▸ EXTRAIT DU TEXTE
La Bataille d’Eskandar (2)
De Samuel Gallet
Mise en scène et dramaturgie du Collectif Eskandar
Très tristounet, ton article, Jacques ; comment se fait-il que tu n'aies pas été transporté comme nous dans cette histoire fabuleuse ?
J'ai été prise d'emblée : quelle talentueuse comédienne, cette petite bonne femme qui ne paie pas de mine, et qui joue ça, ce n'est même pas du désespoir – c'est relativement plus facile à jouer le désespoir – mais ce manque d'espoir, cet enfermement dans la solitude et le désarroi, quand on vient l'expulser d'entre ses quatre murs où elle est recluse avec son fils de sept ou huit ans, quand il n'y a plus rien à attendre de personne, quand il n'y a rien à espérer et qu'il ne reste plus qu'une seule chose à souhaiter, c'est une catastrophe, une vraie grande catastrophe, quelque chose d'extraordinaire, de grandiose : j'ai cru d'emblée à ce désir de cataclysme.
Non, on n'est pas chez le psychanalyste, à ressasser ses petits tourments personnels ; on est carrément chez les fous, dans le grand délire onirique, et la petite bonne femme y croit tellement que le phantasme devient réalité, son rêve éveillé devient poème lyrique quand le comédien prend le relais, et que la musique, percussions et violoncelle, s'en mêlent, le rêve éveillé pour nous devient conte fantastique, et la magie des mots, leur scansion, l'énumération poétique de tous les animaux échappés du zoo, on y croit, on les rêve, on les voit.

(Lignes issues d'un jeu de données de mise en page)
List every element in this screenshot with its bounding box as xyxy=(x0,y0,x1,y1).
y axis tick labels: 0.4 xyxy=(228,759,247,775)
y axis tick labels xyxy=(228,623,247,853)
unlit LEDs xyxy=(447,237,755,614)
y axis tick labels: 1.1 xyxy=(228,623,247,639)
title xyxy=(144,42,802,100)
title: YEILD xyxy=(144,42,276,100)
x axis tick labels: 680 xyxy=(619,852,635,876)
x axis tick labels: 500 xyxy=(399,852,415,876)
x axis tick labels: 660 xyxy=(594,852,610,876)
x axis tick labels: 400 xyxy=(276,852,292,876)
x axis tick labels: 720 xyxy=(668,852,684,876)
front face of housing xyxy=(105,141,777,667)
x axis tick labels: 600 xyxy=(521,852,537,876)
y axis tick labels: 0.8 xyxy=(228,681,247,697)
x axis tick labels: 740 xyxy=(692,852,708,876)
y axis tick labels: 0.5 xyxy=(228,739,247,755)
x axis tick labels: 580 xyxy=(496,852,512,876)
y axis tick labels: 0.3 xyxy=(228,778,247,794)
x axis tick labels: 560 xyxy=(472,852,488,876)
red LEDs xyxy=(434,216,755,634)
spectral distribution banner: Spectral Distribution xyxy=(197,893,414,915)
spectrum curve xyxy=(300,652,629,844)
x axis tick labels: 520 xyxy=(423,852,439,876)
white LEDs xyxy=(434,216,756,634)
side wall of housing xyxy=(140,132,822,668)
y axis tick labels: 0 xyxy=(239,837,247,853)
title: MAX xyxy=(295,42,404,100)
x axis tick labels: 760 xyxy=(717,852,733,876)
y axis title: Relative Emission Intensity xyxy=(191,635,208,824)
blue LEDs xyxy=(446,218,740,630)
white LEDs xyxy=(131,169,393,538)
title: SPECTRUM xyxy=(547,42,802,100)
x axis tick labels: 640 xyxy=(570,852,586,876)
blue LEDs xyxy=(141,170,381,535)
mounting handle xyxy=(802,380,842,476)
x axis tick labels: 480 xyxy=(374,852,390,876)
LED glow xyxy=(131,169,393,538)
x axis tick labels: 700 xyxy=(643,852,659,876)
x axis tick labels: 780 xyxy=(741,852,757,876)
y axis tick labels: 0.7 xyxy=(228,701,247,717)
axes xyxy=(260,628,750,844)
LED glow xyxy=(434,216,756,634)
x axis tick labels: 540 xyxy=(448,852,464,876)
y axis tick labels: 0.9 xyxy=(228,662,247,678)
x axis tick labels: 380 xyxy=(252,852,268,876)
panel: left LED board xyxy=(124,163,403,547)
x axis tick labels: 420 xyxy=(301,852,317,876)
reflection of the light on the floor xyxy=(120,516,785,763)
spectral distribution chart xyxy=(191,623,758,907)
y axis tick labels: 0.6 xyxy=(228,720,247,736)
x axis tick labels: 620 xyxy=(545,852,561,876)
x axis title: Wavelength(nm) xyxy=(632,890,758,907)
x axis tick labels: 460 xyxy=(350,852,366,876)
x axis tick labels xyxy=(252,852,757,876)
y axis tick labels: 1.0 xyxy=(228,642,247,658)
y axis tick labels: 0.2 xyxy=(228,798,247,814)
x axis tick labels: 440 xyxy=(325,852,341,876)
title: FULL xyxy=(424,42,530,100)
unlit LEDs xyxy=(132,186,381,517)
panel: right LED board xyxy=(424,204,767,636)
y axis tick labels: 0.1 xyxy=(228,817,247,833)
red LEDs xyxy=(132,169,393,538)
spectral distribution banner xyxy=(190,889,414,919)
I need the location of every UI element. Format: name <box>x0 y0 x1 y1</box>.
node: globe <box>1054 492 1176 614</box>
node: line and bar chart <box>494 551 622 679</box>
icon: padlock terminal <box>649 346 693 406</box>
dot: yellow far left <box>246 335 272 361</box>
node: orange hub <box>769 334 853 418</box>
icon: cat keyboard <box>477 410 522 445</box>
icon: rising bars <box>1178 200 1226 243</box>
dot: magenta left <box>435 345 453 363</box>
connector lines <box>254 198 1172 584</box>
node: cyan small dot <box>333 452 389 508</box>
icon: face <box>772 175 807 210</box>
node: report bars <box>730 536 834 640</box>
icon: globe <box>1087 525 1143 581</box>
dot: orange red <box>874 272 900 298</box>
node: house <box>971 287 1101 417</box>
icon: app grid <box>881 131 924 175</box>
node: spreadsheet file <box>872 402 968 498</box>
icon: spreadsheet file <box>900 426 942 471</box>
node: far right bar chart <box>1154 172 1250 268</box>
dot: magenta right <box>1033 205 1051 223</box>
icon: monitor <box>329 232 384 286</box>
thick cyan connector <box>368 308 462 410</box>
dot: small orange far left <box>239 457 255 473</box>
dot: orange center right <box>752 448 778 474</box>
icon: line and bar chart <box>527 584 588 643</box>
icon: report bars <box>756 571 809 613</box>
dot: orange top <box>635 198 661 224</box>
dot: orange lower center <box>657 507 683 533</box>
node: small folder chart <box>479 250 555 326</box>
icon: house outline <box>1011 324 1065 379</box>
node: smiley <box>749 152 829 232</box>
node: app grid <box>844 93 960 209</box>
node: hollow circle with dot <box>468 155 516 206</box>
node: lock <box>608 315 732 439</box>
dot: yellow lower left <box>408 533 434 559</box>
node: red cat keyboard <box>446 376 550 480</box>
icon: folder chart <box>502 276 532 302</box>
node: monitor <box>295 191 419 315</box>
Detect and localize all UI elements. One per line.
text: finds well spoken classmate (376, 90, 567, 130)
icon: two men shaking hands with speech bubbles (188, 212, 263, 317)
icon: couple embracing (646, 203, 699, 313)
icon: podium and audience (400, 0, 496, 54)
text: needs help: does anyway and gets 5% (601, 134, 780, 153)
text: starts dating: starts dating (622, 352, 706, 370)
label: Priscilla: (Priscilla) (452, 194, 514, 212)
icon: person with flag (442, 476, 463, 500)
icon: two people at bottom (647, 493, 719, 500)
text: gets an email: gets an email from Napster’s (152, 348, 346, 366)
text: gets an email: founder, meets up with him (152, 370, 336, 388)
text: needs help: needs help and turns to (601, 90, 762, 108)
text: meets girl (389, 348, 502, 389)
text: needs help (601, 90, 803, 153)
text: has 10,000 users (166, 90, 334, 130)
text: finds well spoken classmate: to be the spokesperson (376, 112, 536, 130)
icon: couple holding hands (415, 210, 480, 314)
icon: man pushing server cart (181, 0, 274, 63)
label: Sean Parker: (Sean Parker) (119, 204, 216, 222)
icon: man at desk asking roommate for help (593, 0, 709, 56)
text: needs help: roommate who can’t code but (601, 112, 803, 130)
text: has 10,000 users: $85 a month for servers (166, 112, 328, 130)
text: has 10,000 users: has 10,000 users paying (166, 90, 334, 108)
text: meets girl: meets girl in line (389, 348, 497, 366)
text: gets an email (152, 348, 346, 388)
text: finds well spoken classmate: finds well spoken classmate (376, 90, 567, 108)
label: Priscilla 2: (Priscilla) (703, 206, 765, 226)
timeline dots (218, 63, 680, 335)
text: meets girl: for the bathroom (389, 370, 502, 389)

▸ CONSIGNE
Extrayez mot pour mot, dans le texte sur La Bataille d'Eskandar, le passage qui commence par les mots contenant « J'ai été prise » et se termine par « désir de cataclysme. ».

▸ CORRIGÉ
J'ai été prise d'emblée : quelle talentueuse comédienne, cette petite bonne femme qui ne paie pas de mine, et qui joue ça, ce n'est même pas du désespoir – c'est relativement plus facile à jouer le désespoir – mais ce manque d'espoir, cet enfermement dans la solitude et le désarroi, quand on vient l'expulser d'entre ses quatre murs où elle est recluse avec son fils de sept ou huit ans, quand il n'y a plus rien à attendre de personne, quand il n'y a rien à espérer et qu'il ne reste plus qu'une seule chose à souhaiter, c'est une catastrophe, une vraie grande catastrophe, quelque chose d'extraordinaire, de grandiose : j'ai cru d'emblée à ce désir de cataclysme.